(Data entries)
========================================================================
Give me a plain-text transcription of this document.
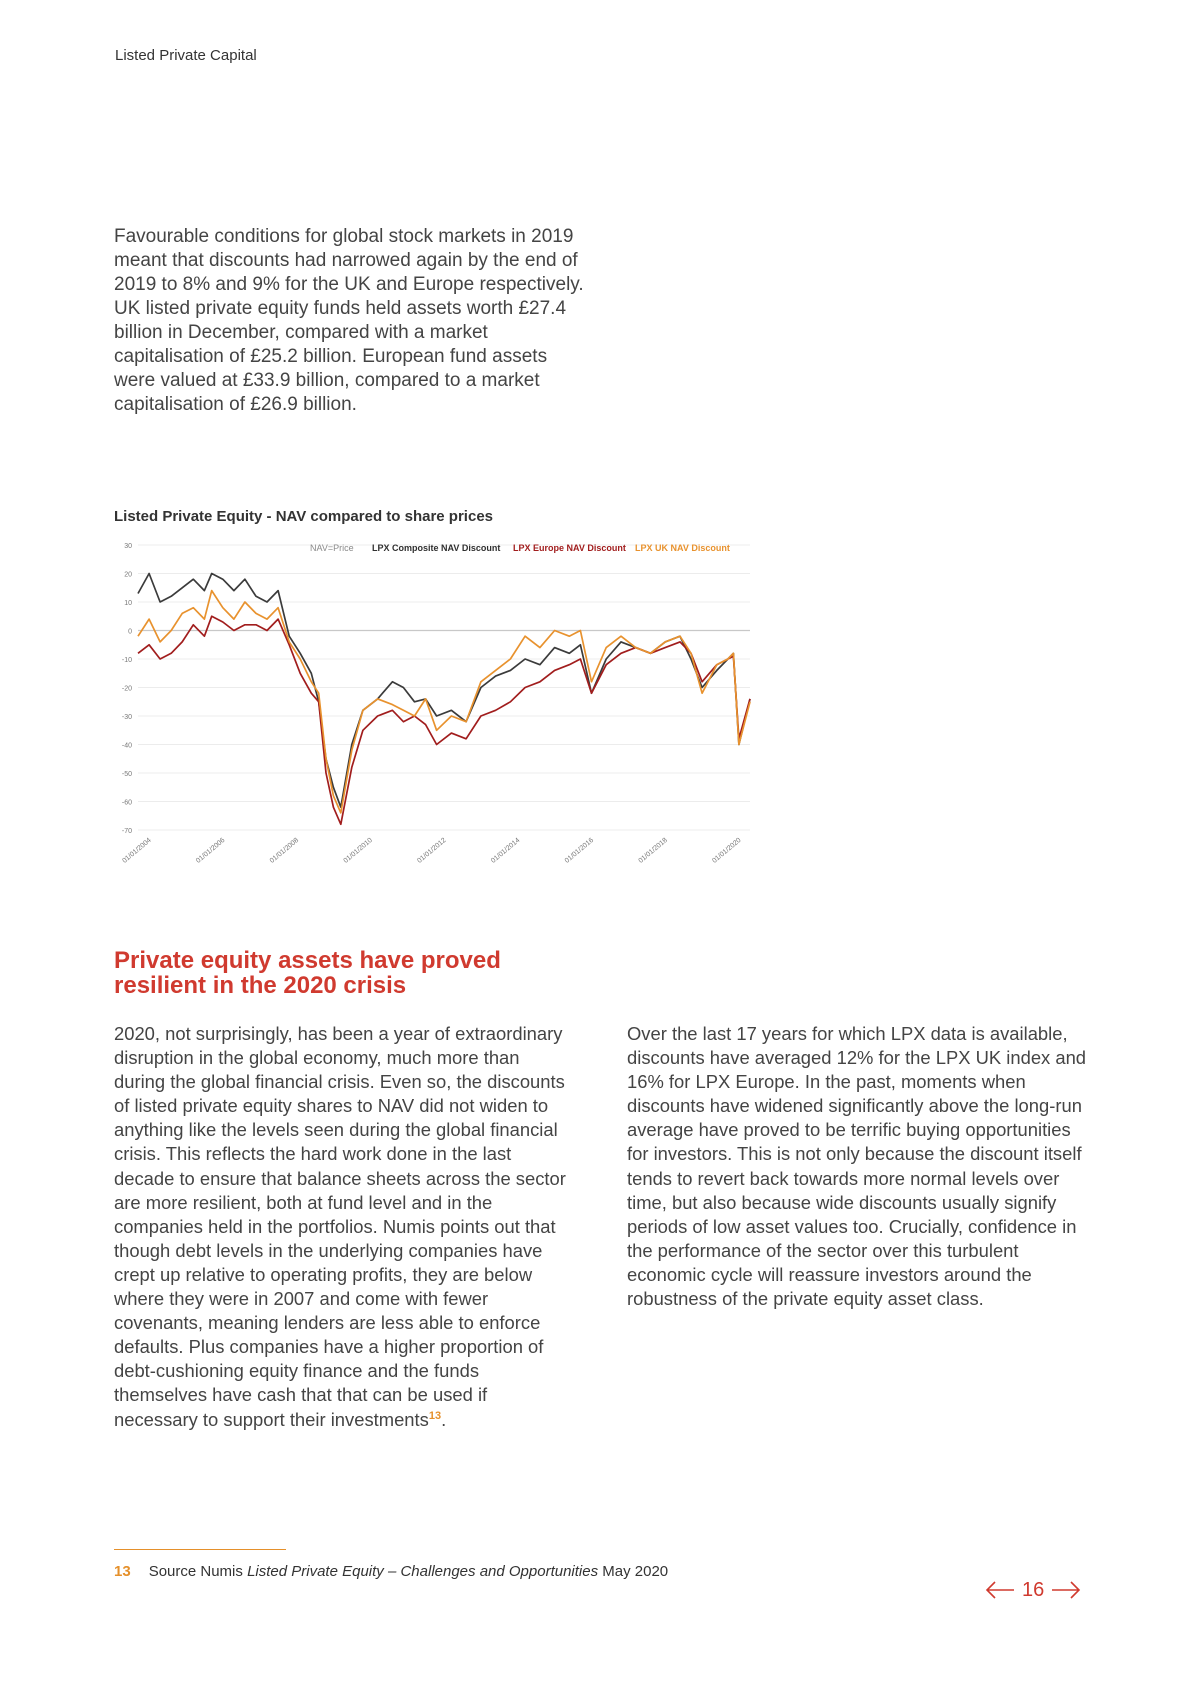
Listed Private Capital

Favourable conditions for global stock markets in 2019 meant that discounts had narrowed again by the end of 2019 to 8% and 9% for the UK and Europe respectively. UK listed private equity funds held assets worth £27.4 billion in December, compared with a market capitalisation of £25.2 billion. European fund assets were valued at £33.9 billion, compared to a market capitalisation of £26.9 billion.

Listed Private Equity - NAV compared to share prices
30
20
10
0
-10
-20
-30
-40
-50
-60
-70
01/01/2004	01/01/2006	01/01/2008	01/01/2010	01/01/2012	01/01/2014	01/01/2016	01/01/2018	01/01/2020
NAV=Price LPX Composite NAV Discount LPX Europe NAV Discount LPX UK NAV Discount
Private equity assets have proved resilient in the 2020 crisis

2020, not surprisingly, has been a year of extraordinary disruption in the global economy, much more than during the global financial crisis. Even so, the discounts of listed private equity shares to NAV did not widen to anything like the levels seen during the global financial crisis. This reflects the hard work done in the last decade to ensure that balance sheets across the sector are more resilient, both at fund level and in the companies held in the portfolios. Numis points out that though debt levels in the underlying companies have crept up relative to operating profits, they are below where they were in 2007 and come with fewer covenants, meaning lenders are less able to enforce defaults. Plus companies have a higher proportion of debt-cushioning equity finance and the funds themselves have cash that that can be used if necessary to support their investments$^{13}$.

Over the last 17 years for which LPX data is available, discounts have averaged 12% for the LPX UK index and 16% for LPX Europe. In the past, moments when discounts have widened significantly above the long-run average have proved to be terrific buying opportunities for investors. This is not only because the discount itself tends to revert back towards more normal levels over time, but also because wide discounts usually signify periods of low asset values too. Crucially, confidence in the performance of the sector over this turbulent economic cycle will reassure investors around the robustness of the private equity asset class.

13 Source Numis Listed Private Equity – Challenges and Opportunities May 2020
16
========================================================================
■ **Given problem**
In the records above, how many lines include the string "assets"? Answer with only the number.

■ **Result of this task**
2